Goal -> Below are some records; retype all of them exactly.

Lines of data
------------------------------------------------------------

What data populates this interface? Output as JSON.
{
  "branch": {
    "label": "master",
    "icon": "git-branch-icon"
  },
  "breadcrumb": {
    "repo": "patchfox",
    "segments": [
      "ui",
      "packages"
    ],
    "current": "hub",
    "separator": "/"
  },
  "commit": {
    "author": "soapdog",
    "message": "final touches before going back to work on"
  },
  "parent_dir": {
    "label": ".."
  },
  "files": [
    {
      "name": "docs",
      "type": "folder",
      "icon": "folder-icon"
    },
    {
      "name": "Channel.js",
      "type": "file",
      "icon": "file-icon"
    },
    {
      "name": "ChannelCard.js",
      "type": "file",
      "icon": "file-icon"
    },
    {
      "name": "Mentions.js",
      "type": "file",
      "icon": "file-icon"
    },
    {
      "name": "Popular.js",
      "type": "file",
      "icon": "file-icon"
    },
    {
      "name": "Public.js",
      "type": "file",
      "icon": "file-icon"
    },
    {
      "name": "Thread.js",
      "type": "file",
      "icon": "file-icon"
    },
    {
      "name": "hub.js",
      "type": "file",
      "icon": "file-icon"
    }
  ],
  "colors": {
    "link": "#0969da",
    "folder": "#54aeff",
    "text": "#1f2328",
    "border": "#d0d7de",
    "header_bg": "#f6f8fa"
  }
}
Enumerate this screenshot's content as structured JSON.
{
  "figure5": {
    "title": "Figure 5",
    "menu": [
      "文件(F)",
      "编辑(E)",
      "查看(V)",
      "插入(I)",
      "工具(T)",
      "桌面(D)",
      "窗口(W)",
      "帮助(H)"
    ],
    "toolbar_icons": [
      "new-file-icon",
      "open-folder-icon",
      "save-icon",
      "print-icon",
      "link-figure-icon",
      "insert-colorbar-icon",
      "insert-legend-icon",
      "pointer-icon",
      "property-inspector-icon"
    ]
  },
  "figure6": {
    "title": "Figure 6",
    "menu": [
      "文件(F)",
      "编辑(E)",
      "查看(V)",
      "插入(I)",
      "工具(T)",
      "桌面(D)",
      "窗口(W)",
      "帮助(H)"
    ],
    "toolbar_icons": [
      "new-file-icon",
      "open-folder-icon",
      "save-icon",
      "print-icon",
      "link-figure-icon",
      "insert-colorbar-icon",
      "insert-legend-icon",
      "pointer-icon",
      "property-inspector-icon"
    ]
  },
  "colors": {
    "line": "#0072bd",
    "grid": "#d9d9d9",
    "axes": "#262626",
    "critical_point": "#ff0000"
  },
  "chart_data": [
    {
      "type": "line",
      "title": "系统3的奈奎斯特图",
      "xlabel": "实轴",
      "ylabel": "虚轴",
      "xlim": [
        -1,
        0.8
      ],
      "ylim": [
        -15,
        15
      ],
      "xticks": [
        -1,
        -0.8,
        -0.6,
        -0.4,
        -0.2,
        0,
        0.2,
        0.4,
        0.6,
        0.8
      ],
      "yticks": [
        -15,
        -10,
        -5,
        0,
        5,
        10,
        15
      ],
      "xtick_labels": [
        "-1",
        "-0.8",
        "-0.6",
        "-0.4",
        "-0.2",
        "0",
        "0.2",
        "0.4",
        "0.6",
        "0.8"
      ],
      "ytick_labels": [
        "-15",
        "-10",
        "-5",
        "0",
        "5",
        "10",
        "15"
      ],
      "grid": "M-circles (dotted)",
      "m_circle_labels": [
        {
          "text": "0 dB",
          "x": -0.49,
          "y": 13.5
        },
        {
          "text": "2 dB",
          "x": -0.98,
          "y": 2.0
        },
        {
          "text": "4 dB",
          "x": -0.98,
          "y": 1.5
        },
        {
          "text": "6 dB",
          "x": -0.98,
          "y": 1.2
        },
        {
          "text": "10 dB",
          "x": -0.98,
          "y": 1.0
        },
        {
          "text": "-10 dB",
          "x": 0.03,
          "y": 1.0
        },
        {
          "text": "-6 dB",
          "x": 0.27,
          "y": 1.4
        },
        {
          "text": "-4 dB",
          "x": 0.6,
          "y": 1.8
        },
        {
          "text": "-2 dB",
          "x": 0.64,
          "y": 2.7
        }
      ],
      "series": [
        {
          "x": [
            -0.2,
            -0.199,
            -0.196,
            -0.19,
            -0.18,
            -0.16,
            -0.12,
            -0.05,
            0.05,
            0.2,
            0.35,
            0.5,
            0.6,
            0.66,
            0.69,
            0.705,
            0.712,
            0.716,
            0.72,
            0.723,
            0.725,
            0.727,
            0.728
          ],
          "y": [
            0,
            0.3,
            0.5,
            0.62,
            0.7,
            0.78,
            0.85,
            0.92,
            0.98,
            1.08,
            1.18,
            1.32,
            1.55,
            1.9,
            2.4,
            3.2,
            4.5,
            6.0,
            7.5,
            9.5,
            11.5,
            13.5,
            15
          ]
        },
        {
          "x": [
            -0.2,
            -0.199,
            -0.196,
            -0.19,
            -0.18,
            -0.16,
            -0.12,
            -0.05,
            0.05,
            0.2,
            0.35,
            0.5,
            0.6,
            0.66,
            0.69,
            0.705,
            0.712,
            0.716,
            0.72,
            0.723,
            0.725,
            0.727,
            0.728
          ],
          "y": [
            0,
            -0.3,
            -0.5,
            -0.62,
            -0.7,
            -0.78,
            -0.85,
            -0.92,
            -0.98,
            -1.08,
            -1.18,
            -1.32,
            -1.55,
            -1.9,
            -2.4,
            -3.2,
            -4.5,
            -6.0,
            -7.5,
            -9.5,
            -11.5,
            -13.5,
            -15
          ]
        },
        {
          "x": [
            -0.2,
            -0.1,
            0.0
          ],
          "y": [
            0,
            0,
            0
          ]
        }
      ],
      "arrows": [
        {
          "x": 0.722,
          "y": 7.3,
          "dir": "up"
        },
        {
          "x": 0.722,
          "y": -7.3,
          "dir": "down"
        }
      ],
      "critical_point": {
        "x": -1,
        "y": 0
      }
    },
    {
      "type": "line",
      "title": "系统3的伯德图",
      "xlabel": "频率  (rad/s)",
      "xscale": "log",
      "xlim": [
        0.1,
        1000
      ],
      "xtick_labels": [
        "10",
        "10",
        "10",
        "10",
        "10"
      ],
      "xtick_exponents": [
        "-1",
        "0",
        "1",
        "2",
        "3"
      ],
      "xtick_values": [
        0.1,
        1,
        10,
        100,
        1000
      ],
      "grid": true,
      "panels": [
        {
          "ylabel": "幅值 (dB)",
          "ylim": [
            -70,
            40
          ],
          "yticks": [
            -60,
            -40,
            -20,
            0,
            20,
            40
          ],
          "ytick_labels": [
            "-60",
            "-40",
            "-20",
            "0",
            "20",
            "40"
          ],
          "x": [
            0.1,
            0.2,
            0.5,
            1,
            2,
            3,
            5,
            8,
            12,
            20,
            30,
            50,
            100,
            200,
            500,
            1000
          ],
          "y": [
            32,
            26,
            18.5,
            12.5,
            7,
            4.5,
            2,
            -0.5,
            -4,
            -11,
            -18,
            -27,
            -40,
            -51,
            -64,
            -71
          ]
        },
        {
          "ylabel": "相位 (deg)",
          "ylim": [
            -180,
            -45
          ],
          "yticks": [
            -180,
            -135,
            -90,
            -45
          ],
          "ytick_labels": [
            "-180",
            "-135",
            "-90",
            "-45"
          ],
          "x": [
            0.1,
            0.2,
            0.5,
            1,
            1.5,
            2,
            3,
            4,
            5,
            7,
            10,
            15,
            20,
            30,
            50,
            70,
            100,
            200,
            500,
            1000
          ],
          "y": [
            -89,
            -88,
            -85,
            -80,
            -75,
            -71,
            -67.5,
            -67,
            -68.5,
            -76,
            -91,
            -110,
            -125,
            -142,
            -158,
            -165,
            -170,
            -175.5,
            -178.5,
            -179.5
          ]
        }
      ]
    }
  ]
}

------------------------------------------------------------

Response ->
What data populates this interface? Output as JSON.
{
  "branch": {
    "label": "master",
    "icon": "git-branch-icon"
  },
  "breadcrumb": {
    "repo": "patchfox",
    "segments": [
      "ui",
      "packages"
    ],
    "current": "hub",
    "separator": "/"
  },
  "commit": {
    "author": "soapdog",
    "message": "final touches before going back to work on"
  },
  "parent_dir": {
    "label": ".."
  },
  "files": [
    {
      "name": "docs",
      "type": "folder",
      "icon": "folder-icon"
    },
    {
      "name": "Channel.js",
      "type": "file",
      "icon": "file-icon"
    },
    {
      "name": "ChannelCard.js",
      "type": "file",
      "icon": "file-icon"
    },
    {
      "name": "Mentions.js",
      "type": "file",
      "icon": "file-icon"
    },
    {
      "name": "Popular.js",
      "type": "file",
      "icon": "file-icon"
    },
    {
      "name": "Public.js",
      "type": "file",
      "icon": "file-icon"
    },
    {
      "name": "Thread.js",
      "type": "file",
      "icon": "file-icon"
    },
    {
      "name": "hub.js",
      "type": "file",
      "icon": "file-icon"
    }
  ],
  "colors": {
    "link": "#0969da",
    "folder": "#54aeff",
    "text": "#1f2328",
    "border": "#d0d7de",
    "header_bg": "#f6f8fa"
  }
}
Enumerate this screenshot's content as structured JSON.
{
  "figure5": {
    "title": "Figure 5",
    "menu": [
      "文件(F)",
      "编辑(E)",
      "查看(V)",
      "插入(I)",
      "工具(T)",
      "桌面(D)",
      "窗口(W)",
      "帮助(H)"
    ],
    "toolbar_icons": [
      "new-file-icon",
      "open-folder-icon",
      "save-icon",
      "print-icon",
      "link-figure-icon",
      "insert-colorbar-icon",
      "insert-legend-icon",
      "pointer-icon",
      "property-inspector-icon"
    ]
  },
  "figure6": {
    "title": "Figure 6",
    "menu": [
      "文件(F)",
      "编辑(E)",
      "查看(V)",
      "插入(I)",
      "工具(T)",
      "桌面(D)",
      "窗口(W)",
      "帮助(H)"
    ],
    "toolbar_icons": [
      "new-file-icon",
      "open-folder-icon",
      "save-icon",
      "print-icon",
      "link-figure-icon",
      "insert-colorbar-icon",
      "insert-legend-icon",
      "pointer-icon",
      "property-inspector-icon"
    ]
  },
  "colors": {
    "line": "#0072bd",
    "grid": "#d9d9d9",
    "axes": "#262626",
    "critical_point": "#ff0000"
  },
  "chart_data": [
    {
      "type": "line",
      "title": "系统3的奈奎斯特图",
      "xlabel": "实轴",
      "ylabel": "虚轴",
      "xlim": [
        -1,
        0.8
      ],
      "ylim": [
        -15,
        15
      ],
      "xticks": [
        -1,
        -0.8,
        -0.6,
        -0.4,
        -0.2,
        0,
        0.2,
        0.4,
        0.6,
        0.8
      ],
      "yticks": [
        -15,
        -10,
        -5,
        0,
        5,
        10,
        15
      ],
      "xtick_labels": [
        "-1",
        "-0.8",
        "-0.6",
        "-0.4",
        "-0.2",
        "0",
        "0.2",
        "0.4",
        "0.6",
        "0.8"
      ],
      "ytick_labels": [
        "-15",
        "-10",
        "-5",
        "0",
        "5",
        "10",
        "15"
      ],
      "grid": "M-circles (dotted)",
      "m_circle_labels": [
        {
          "text": "0 dB",
          "x": -0.49,
          "y": 13.5
        },
        {
          "text": "2 dB",
          "x": -0.98,
          "y": 2.0
        },
        {
          "text": "4 dB",
          "x": -0.98,
          "y": 1.5
        },
        {
          "text": "6 dB",
          "x": -0.98,
          "y": 1.2
        },
        {
          "text": "10 dB",
          "x": -0.98,
          "y": 1.0
        },
        {
          "text": "-10 dB",
          "x": 0.03,
          "y": 1.0
        },
        {
          "text": "-6 dB",
          "x": 0.27,
          "y": 1.4
        },
        {
          "text": "-4 dB",
          "x": 0.6,
          "y": 1.8
        },
        {
          "text": "-2 dB",
          "x": 0.64,
          "y": 2.7
        }
      ],
      "series": [
        {
          "x": [
            -0.2,
            -0.199,
            -0.196,
            -0.19,
            -0.18,
            -0.16,
            -0.12,
            -0.05,
            0.05,
            0.2,
            0.35,
            0.5,
            0.6,
            0.66,
            0.69,
            0.705,
            0.712,
            0.716,
            0.72,
            0.723,
            0.725,
            0.727,
            0.728
          ],
          "y": [
            0,
            0.3,
            0.5,
            0.62,
            0.7,
            0.78,
            0.85,
            0.92,
            0.98,
            1.08,
            1.18,
            1.32,
            1.55,
            1.9,
            2.4,
            3.2,
            4.5,
            6.0,
            7.5,
            9.5,
            11.5,
            13.5,
            15
          ]
        },
        {
          "x": [
            -0.2,
            -0.199,
            -0.196,
            -0.19,
            -0.18,
            -0.16,
            -0.12,
            -0.05,
            0.05,
            0.2,
            0.35,
            0.5,
            0.6,
            0.66,
            0.69,
            0.705,
            0.712,
            0.716,
            0.72,
            0.723,
            0.725,
            0.727,
            0.728
          ],
          "y": [
            0,
            -0.3,
            -0.5,
            -0.62,
            -0.7,
            -0.78,
            -0.85,
            -0.92,
            -0.98,
            -1.08,
            -1.18,
            -1.32,
            -1.55,
            -1.9,
            -2.4,
            -3.2,
            -4.5,
            -6.0,
            -7.5,
            -9.5,
            -11.5,
            -13.5,
            -15
          ]
        },
        {
          "x": [
            -0.2,
            -0.1,
            0.0
          ],
          "y": [
            0,
            0,
            0
          ]
        }
      ],
      "arrows": [
        {
          "x": 0.722,
          "y": 7.3,
          "dir": "up"
        },
        {
          "x": 0.722,
          "y": -7.3,
          "dir": "down"
        }
      ],
      "critical_point": {
        "x": -1,
        "y": 0
      }
    },
    {
      "type": "line",
      "title": "系统3的伯德图",
      "xlabel": "频率  (rad/s)",
      "xscale": "log",
      "xlim": [
        0.1,
        1000
      ],
      "xtick_labels": [
        "10",
        "10",
        "10",
        "10",
        "10"
      ],
      "xtick_exponents": [
        "-1",
        "0",
        "1",
        "2",
        "3"
      ],
      "xtick_values": [
        0.1,
        1,
        10,
        100,
        1000
      ],
      "grid": true,
      "panels": [
        {
          "ylabel": "幅值 (dB)",
          "ylim": [
            -70,
            40
          ],
          "yticks": [
            -60,
            -40,
            -20,
            0,
            20,
            40
          ],
          "ytick_labels": [
            "-60",
            "-40",
            "-20",
            "0",
            "20",
            "40"
          ],
          "x": [
            0.1,
            0.2,
            0.5,
            1,
            2,
            3,
            5,
            8,
            12,
            20,
            30,
            50,
            100,
            200,
            500,
            1000
          ],
          "y": [
            32,
            26,
            18.5,
            12.5,
            7,
            4.5,
            2,
            -0.5,
            -4,
            -11,
            -18,
            -27,
            -40,
            -51,
            -64,
            -71
          ]
        },
        {
          "ylabel": "相位 (deg)",
          "ylim": [
            -180,
            -45
          ],
          "yticks": [
            -180,
            -135,
            -90,
            -45
          ],
          "ytick_labels": [
            "-180",
            "-135",
            "-90",
            "-45"
          ],
          "x": [
            0.1,
            0.2,
            0.5,
            1,
            1.5,
            2,
            3,
            4,
            5,
            7,
            10,
            15,
            20,
            30,
            50,
            70,
            100,
            200,
            500,
            1000
          ],
          "y": [
            -89,
            -88,
            -85,
            -80,
            -75,
            -71,
            -67.5,
            -67,
            -68.5,
            -76,
            -91,
            -110,
            -125,
            -142,
            -158,
            -165,
            -170,
            -175.5,
            -178.5,
            -179.5
          ]
        }
      ]
    }
  ]
}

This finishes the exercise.